Required work
Set down each entry exactly as given; pictures should not appear in the copy.

(Items from a data source)
========================

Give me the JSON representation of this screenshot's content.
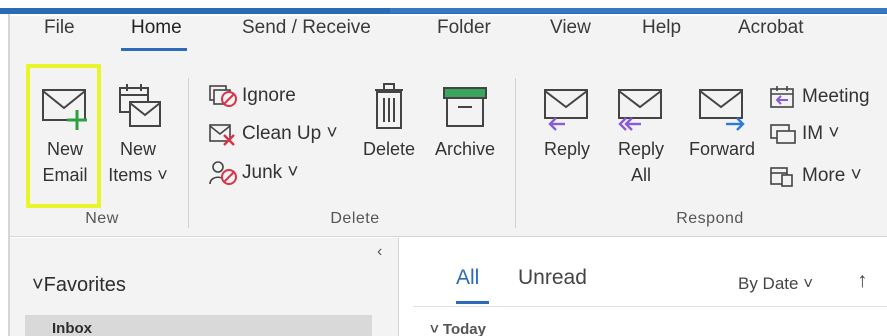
{
  "tabs": [
    {
      "label": "File"
    },
    {
      "label": "Home"
    },
    {
      "label": "Send / Receive"
    },
    {
      "label": "Folder"
    },
    {
      "label": "View"
    },
    {
      "label": "Help"
    },
    {
      "label": "Acrobat"
    }
  ],
  "ribbon": {
    "new_group": {
      "label": "New",
      "new_email_line1": "New",
      "new_email_line2": "Email",
      "new_items_line1": "New",
      "new_items_line2": "Items ˅"
    },
    "delete_group": {
      "label": "Delete",
      "ignore": "Ignore",
      "clean_up": "Clean Up ˅",
      "junk": "Junk ˅",
      "delete": "Delete",
      "archive": "Archive"
    },
    "respond_group": {
      "label": "Respond",
      "reply": "Reply",
      "reply_all_line1": "Reply",
      "reply_all_line2": "All",
      "forward": "Forward",
      "meeting": "Meeting",
      "im": "IM ˅",
      "more": "More ˅"
    }
  },
  "nav": {
    "collapse": "‹",
    "favorites": "˅Favorites",
    "inbox": "Inbox"
  },
  "list": {
    "filter_all": "All",
    "filter_unread": "Unread",
    "sort": "By Date ˅",
    "sort_direction": "↑",
    "group_today": "˅ Today"
  },
  "colors": {
    "accent": "#2b6bb7",
    "highlight": "#e8f52a",
    "plus": "#2ea043",
    "purple": "#8a5bd6"
  }
}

========================

Task solution
Give me the JSON representation of this screenshot's content.
{
  "tabs": [
    {
      "label": "File"
    },
    {
      "label": "Home"
    },
    {
      "label": "Send / Receive"
    },
    {
      "label": "Folder"
    },
    {
      "label": "View"
    },
    {
      "label": "Help"
    },
    {
      "label": "Acrobat"
    }
  ],
  "ribbon": {
    "new_group": {
      "label": "New",
      "new_email_line1": "New",
      "new_email_line2": "Email",
      "new_items_line1": "New",
      "new_items_line2": "Items ˅"
    },
    "delete_group": {
      "label": "Delete",
      "ignore": "Ignore",
      "clean_up": "Clean Up ˅",
      "junk": "Junk ˅",
      "delete": "Delete",
      "archive": "Archive"
    },
    "respond_group": {
      "label": "Respond",
      "reply": "Reply",
      "reply_all_line1": "Reply",
      "reply_all_line2": "All",
      "forward": "Forward",
      "meeting": "Meeting",
      "im": "IM ˅",
      "more": "More ˅"
    }
  },
  "nav": {
    "collapse": "‹",
    "favorites": "˅Favorites",
    "inbox": "Inbox"
  },
  "list": {
    "filter_all": "All",
    "filter_unread": "Unread",
    "sort": "By Date ˅",
    "sort_direction": "↑",
    "group_today": "˅ Today"
  },
  "colors": {
    "accent": "#2b6bb7",
    "highlight": "#e8f52a",
    "plus": "#2ea043",
    "purple": "#8a5bd6"
  }
}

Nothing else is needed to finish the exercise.